***** EXTRACTED MATERIAL *****
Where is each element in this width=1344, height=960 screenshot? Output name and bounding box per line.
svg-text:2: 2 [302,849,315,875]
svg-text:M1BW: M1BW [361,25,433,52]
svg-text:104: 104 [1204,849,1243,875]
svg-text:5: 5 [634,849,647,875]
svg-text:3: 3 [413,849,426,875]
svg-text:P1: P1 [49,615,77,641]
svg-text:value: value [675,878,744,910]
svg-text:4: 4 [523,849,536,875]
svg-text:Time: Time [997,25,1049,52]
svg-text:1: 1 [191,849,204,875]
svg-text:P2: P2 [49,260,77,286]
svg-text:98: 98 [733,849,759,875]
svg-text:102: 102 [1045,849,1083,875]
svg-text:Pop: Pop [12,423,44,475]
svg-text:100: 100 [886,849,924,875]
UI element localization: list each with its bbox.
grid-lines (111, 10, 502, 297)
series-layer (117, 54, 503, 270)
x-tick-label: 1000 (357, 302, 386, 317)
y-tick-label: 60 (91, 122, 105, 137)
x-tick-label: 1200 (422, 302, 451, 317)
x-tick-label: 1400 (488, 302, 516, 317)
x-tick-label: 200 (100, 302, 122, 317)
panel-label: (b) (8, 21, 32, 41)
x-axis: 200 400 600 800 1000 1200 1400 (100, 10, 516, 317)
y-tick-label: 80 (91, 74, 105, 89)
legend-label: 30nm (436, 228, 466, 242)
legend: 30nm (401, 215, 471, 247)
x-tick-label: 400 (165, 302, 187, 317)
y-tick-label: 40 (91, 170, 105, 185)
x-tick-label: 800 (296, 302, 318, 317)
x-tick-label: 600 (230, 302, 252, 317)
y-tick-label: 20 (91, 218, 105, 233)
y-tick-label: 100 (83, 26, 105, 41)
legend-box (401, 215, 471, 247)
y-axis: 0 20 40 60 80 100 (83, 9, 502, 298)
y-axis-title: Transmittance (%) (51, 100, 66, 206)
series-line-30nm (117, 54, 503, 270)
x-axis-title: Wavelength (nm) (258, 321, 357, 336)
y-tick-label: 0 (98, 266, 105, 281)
*****
Format every line of the material above as a numbered list, leaving out any blank lines.

• SOLUTION:
1. Where is each element in this width=1344, height=960 screenshot? Output name and bounding box per line.
2. svg-text:2: 2 [302,849,315,875]
3. svg-text:M1BW: M1BW [361,25,433,52]
4. svg-text:104: 104 [1204,849,1243,875]
5. svg-text:5: 5 [634,849,647,875]
6. svg-text:3: 3 [413,849,426,875]
7. svg-text:P1: P1 [49,615,77,641]
8. svg-text:value: value [675,878,744,910]
9. svg-text:4: 4 [523,849,536,875]
10. svg-text:Time: Time [997,25,1049,52]
11. svg-text:1: 1 [191,849,204,875]
12. svg-text:P2: P2 [49,260,77,286]
13. svg-text:98: 98 [733,849,759,875]
14. svg-text:102: 102 [1045,849,1083,875]
15. svg-text:Pop: Pop [12,423,44,475]
16. svg-text:100: 100 [886,849,924,875]
17. UI element localization: list each with its bbox.
18. grid-lines (111, 10, 502, 297)
19. series-layer (117, 54, 503, 270)
20. x-tick-label: 1000 (357, 302, 386, 317)
21. y-tick-label: 60 (91, 122, 105, 137)
22. x-tick-label: 1200 (422, 302, 451, 317)
23. x-tick-label: 1400 (488, 302, 516, 317)
24. x-tick-label: 200 (100, 302, 122, 317)
25. panel-label: (b) (8, 21, 32, 41)
26. x-axis: 200 400 600 800 1000 1200 1400 (100, 10, 516, 317)
27. y-tick-label: 80 (91, 74, 105, 89)
28. legend-label: 30nm (436, 228, 466, 242)
29. legend: 30nm (401, 215, 471, 247)
30. x-tick-label: 400 (165, 302, 187, 317)
31. y-tick-label: 40 (91, 170, 105, 185)
32. x-tick-label: 800 (296, 302, 318, 317)
33. x-tick-label: 600 (230, 302, 252, 317)
34. y-tick-label: 20 (91, 218, 105, 233)
35. y-tick-label: 100 (83, 26, 105, 41)
36. legend-box (401, 215, 471, 247)
37. y-axis: 0 20 40 60 80 100 (83, 9, 502, 298)
38. y-axis-title: Transmittance (%) (51, 100, 66, 206)
39. series-line-30nm (117, 54, 503, 270)
40. x-axis-title: Wavelength (nm) (258, 321, 357, 336)
41. y-tick-label: 0 (98, 266, 105, 281)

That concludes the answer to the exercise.